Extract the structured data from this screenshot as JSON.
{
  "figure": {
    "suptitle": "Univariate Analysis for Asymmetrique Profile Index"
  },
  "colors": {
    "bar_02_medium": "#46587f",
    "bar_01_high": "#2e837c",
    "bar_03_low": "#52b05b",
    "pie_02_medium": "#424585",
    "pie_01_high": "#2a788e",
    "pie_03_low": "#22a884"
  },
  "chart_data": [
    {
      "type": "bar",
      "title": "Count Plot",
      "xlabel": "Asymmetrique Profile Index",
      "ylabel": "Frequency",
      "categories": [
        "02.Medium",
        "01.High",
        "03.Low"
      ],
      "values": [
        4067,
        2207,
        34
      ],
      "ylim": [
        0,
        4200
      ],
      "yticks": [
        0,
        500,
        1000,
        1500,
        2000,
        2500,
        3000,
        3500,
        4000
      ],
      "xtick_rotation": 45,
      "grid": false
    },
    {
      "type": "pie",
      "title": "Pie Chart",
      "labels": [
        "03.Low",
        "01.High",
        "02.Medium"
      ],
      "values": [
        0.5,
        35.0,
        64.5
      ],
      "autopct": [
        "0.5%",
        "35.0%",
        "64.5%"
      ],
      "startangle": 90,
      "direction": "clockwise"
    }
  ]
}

# # # # # # #

# WHAT YOU HAVE TO DO
Every record should be repeated exactly; please leave none out.

# SOLUTION FOR THIS EXERCISE
Extract the structured data from this screenshot as JSON.
{
  "figure": {
    "suptitle": "Univariate Analysis for Asymmetrique Profile Index"
  },
  "colors": {
    "bar_02_medium": "#46587f",
    "bar_01_high": "#2e837c",
    "bar_03_low": "#52b05b",
    "pie_02_medium": "#424585",
    "pie_01_high": "#2a788e",
    "pie_03_low": "#22a884"
  },
  "chart_data": [
    {
      "type": "bar",
      "title": "Count Plot",
      "xlabel": "Asymmetrique Profile Index",
      "ylabel": "Frequency",
      "categories": [
        "02.Medium",
        "01.High",
        "03.Low"
      ],
      "values": [
        4067,
        2207,
        34
      ],
      "ylim": [
        0,
        4200
      ],
      "yticks": [
        0,
        500,
        1000,
        1500,
        2000,
        2500,
        3000,
        3500,
        4000
      ],
      "xtick_rotation": 45,
      "grid": false
    },
    {
      "type": "pie",
      "title": "Pie Chart",
      "labels": [
        "03.Low",
        "01.High",
        "02.Medium"
      ],
      "values": [
        0.5,
        35.0,
        64.5
      ],
      "autopct": [
        "0.5%",
        "35.0%",
        "64.5%"
      ],
      "startangle": 90,
      "direction": "clockwise"
    }
  ]
}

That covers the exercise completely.